§ **Listed entries**
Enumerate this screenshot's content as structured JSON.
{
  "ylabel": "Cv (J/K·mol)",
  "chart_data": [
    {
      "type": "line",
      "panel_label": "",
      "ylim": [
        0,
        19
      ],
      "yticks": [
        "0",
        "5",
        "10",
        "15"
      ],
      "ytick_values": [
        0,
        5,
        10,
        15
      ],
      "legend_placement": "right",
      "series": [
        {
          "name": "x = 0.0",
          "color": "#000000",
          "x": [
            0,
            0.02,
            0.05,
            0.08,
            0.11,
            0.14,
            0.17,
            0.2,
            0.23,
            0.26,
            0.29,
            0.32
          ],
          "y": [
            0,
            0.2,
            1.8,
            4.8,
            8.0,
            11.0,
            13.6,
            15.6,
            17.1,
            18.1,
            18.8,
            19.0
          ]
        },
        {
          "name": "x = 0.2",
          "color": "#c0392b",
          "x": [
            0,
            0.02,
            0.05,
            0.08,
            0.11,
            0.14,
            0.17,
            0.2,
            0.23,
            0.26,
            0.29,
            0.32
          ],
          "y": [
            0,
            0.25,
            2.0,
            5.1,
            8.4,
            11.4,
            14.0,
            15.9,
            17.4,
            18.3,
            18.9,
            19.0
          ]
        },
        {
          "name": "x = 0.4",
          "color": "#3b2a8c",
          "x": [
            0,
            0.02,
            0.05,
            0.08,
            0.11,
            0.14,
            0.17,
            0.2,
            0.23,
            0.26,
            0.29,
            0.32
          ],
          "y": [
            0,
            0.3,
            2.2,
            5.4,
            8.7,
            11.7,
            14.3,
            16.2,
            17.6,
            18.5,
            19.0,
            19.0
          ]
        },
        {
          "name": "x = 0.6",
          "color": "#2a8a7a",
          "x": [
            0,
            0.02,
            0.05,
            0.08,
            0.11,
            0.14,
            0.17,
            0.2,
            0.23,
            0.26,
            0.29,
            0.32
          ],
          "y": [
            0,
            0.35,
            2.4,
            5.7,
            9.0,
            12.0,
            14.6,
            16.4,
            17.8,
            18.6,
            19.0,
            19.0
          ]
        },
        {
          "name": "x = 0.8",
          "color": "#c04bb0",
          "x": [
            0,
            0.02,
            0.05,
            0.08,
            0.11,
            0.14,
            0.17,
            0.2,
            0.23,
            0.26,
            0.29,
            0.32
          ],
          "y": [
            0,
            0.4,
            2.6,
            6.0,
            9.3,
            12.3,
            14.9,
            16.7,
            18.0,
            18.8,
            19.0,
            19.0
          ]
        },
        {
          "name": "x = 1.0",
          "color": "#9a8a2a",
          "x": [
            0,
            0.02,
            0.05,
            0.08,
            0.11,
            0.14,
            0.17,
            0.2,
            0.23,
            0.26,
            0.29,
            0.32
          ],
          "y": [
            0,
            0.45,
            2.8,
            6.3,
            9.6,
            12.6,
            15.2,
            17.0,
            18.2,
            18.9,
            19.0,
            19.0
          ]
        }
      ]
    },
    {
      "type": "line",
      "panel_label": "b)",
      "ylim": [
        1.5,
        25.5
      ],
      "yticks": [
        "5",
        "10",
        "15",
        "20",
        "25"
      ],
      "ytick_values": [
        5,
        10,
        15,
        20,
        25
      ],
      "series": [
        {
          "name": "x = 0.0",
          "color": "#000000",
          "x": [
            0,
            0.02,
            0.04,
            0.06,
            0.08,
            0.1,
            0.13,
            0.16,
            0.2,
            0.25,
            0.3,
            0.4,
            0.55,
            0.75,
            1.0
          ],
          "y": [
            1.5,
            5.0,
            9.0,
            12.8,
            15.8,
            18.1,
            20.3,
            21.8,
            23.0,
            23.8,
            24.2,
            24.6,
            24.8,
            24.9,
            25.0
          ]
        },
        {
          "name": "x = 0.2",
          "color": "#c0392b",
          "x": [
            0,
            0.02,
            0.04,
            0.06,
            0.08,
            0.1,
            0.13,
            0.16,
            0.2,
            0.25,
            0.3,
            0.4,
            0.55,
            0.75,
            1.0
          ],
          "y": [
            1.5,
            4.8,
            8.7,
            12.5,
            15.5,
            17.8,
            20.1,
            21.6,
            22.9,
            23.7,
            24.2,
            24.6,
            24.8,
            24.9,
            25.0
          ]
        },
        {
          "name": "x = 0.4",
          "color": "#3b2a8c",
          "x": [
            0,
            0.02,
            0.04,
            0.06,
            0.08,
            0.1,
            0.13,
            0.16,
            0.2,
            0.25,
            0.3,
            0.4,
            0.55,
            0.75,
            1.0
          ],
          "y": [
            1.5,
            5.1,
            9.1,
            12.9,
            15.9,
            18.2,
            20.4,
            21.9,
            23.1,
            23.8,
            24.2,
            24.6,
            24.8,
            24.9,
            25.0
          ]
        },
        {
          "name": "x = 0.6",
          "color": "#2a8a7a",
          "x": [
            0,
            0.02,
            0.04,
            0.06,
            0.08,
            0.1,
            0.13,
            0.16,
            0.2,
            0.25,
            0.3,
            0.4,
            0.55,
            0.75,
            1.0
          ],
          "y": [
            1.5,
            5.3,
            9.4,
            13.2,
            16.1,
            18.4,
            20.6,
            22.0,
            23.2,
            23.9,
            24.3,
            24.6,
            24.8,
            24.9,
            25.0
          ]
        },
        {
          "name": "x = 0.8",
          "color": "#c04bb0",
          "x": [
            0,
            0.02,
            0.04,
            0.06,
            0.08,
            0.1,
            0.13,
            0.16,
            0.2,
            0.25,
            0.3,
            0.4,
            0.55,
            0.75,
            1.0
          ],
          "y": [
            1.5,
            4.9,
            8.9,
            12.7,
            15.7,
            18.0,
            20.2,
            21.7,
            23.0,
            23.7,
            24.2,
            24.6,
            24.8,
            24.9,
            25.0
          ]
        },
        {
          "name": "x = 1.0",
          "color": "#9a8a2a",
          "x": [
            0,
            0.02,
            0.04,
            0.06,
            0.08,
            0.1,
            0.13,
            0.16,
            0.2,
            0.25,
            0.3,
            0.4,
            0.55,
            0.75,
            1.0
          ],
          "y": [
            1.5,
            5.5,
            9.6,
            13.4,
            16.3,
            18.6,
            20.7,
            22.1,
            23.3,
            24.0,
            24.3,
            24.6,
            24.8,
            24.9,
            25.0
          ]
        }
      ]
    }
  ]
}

§ **What this task involves**
Repeat the listing exactly, from its first line to its last.

§ **Solution**
Enumerate this screenshot's content as structured JSON.
{
  "ylabel": "Cv (J/K·mol)",
  "chart_data": [
    {
      "type": "line",
      "panel_label": "",
      "ylim": [
        0,
        19
      ],
      "yticks": [
        "0",
        "5",
        "10",
        "15"
      ],
      "ytick_values": [
        0,
        5,
        10,
        15
      ],
      "legend_placement": "right",
      "series": [
        {
          "name": "x = 0.0",
          "color": "#000000",
          "x": [
            0,
            0.02,
            0.05,
            0.08,
            0.11,
            0.14,
            0.17,
            0.2,
            0.23,
            0.26,
            0.29,
            0.32
          ],
          "y": [
            0,
            0.2,
            1.8,
            4.8,
            8.0,
            11.0,
            13.6,
            15.6,
            17.1,
            18.1,
            18.8,
            19.0
          ]
        },
        {
          "name": "x = 0.2",
          "color": "#c0392b",
          "x": [
            0,
            0.02,
            0.05,
            0.08,
            0.11,
            0.14,
            0.17,
            0.2,
            0.23,
            0.26,
            0.29,
            0.32
          ],
          "y": [
            0,
            0.25,
            2.0,
            5.1,
            8.4,
            11.4,
            14.0,
            15.9,
            17.4,
            18.3,
            18.9,
            19.0
          ]
        },
        {
          "name": "x = 0.4",
          "color": "#3b2a8c",
          "x": [
            0,
            0.02,
            0.05,
            0.08,
            0.11,
            0.14,
            0.17,
            0.2,
            0.23,
            0.26,
            0.29,
            0.32
          ],
          "y": [
            0,
            0.3,
            2.2,
            5.4,
            8.7,
            11.7,
            14.3,
            16.2,
            17.6,
            18.5,
            19.0,
            19.0
          ]
        },
        {
          "name": "x = 0.6",
          "color": "#2a8a7a",
          "x": [
            0,
            0.02,
            0.05,
            0.08,
            0.11,
            0.14,
            0.17,
            0.2,
            0.23,
            0.26,
            0.29,
            0.32
          ],
          "y": [
            0,
            0.35,
            2.4,
            5.7,
            9.0,
            12.0,
            14.6,
            16.4,
            17.8,
            18.6,
            19.0,
            19.0
          ]
        },
        {
          "name": "x = 0.8",
          "color": "#c04bb0",
          "x": [
            0,
            0.02,
            0.05,
            0.08,
            0.11,
            0.14,
            0.17,
            0.2,
            0.23,
            0.26,
            0.29,
            0.32
          ],
          "y": [
            0,
            0.4,
            2.6,
            6.0,
            9.3,
            12.3,
            14.9,
            16.7,
            18.0,
            18.8,
            19.0,
            19.0
          ]
        },
        {
          "name": "x = 1.0",
          "color": "#9a8a2a",
          "x": [
            0,
            0.02,
            0.05,
            0.08,
            0.11,
            0.14,
            0.17,
            0.2,
            0.23,
            0.26,
            0.29,
            0.32
          ],
          "y": [
            0,
            0.45,
            2.8,
            6.3,
            9.6,
            12.6,
            15.2,
            17.0,
            18.2,
            18.9,
            19.0,
            19.0
          ]
        }
      ]
    },
    {
      "type": "line",
      "panel_label": "b)",
      "ylim": [
        1.5,
        25.5
      ],
      "yticks": [
        "5",
        "10",
        "15",
        "20",
        "25"
      ],
      "ytick_values": [
        5,
        10,
        15,
        20,
        25
      ],
      "series": [
        {
          "name": "x = 0.0",
          "color": "#000000",
          "x": [
            0,
            0.02,
            0.04,
            0.06,
            0.08,
            0.1,
            0.13,
            0.16,
            0.2,
            0.25,
            0.3,
            0.4,
            0.55,
            0.75,
            1.0
          ],
          "y": [
            1.5,
            5.0,
            9.0,
            12.8,
            15.8,
            18.1,
            20.3,
            21.8,
            23.0,
            23.8,
            24.2,
            24.6,
            24.8,
            24.9,
            25.0
          ]
        },
        {
          "name": "x = 0.2",
          "color": "#c0392b",
          "x": [
            0,
            0.02,
            0.04,
            0.06,
            0.08,
            0.1,
            0.13,
            0.16,
            0.2,
            0.25,
            0.3,
            0.4,
            0.55,
            0.75,
            1.0
          ],
          "y": [
            1.5,
            4.8,
            8.7,
            12.5,
            15.5,
            17.8,
            20.1,
            21.6,
            22.9,
            23.7,
            24.2,
            24.6,
            24.8,
            24.9,
            25.0
          ]
        },
        {
          "name": "x = 0.4",
          "color": "#3b2a8c",
          "x": [
            0,
            0.02,
            0.04,
            0.06,
            0.08,
            0.1,
            0.13,
            0.16,
            0.2,
            0.25,
            0.3,
            0.4,
            0.55,
            0.75,
            1.0
          ],
          "y": [
            1.5,
            5.1,
            9.1,
            12.9,
            15.9,
            18.2,
            20.4,
            21.9,
            23.1,
            23.8,
            24.2,
            24.6,
            24.8,
            24.9,
            25.0
          ]
        },
        {
          "name": "x = 0.6",
          "color": "#2a8a7a",
          "x": [
            0,
            0.02,
            0.04,
            0.06,
            0.08,
            0.1,
            0.13,
            0.16,
            0.2,
            0.25,
            0.3,
            0.4,
            0.55,
            0.75,
            1.0
          ],
          "y": [
            1.5,
            5.3,
            9.4,
            13.2,
            16.1,
            18.4,
            20.6,
            22.0,
            23.2,
            23.9,
            24.3,
            24.6,
            24.8,
            24.9,
            25.0
          ]
        },
        {
          "name": "x = 0.8",
          "color": "#c04bb0",
          "x": [
            0,
            0.02,
            0.04,
            0.06,
            0.08,
            0.1,
            0.13,
            0.16,
            0.2,
            0.25,
            0.3,
            0.4,
            0.55,
            0.75,
            1.0
          ],
          "y": [
            1.5,
            4.9,
            8.9,
            12.7,
            15.7,
            18.0,
            20.2,
            21.7,
            23.0,
            23.7,
            24.2,
            24.6,
            24.8,
            24.9,
            25.0
          ]
        },
        {
          "name": "x = 1.0",
          "color": "#9a8a2a",
          "x": [
            0,
            0.02,
            0.04,
            0.06,
            0.08,
            0.1,
            0.13,
            0.16,
            0.2,
            0.25,
            0.3,
            0.4,
            0.55,
            0.75,
            1.0
          ],
          "y": [
            1.5,
            5.5,
            9.6,
            13.4,
            16.3,
            18.6,
            20.7,
            22.1,
            23.3,
            24.0,
            24.3,
            24.6,
            24.8,
            24.9,
            25.0
          ]
        }
      ]
    }
  ]
}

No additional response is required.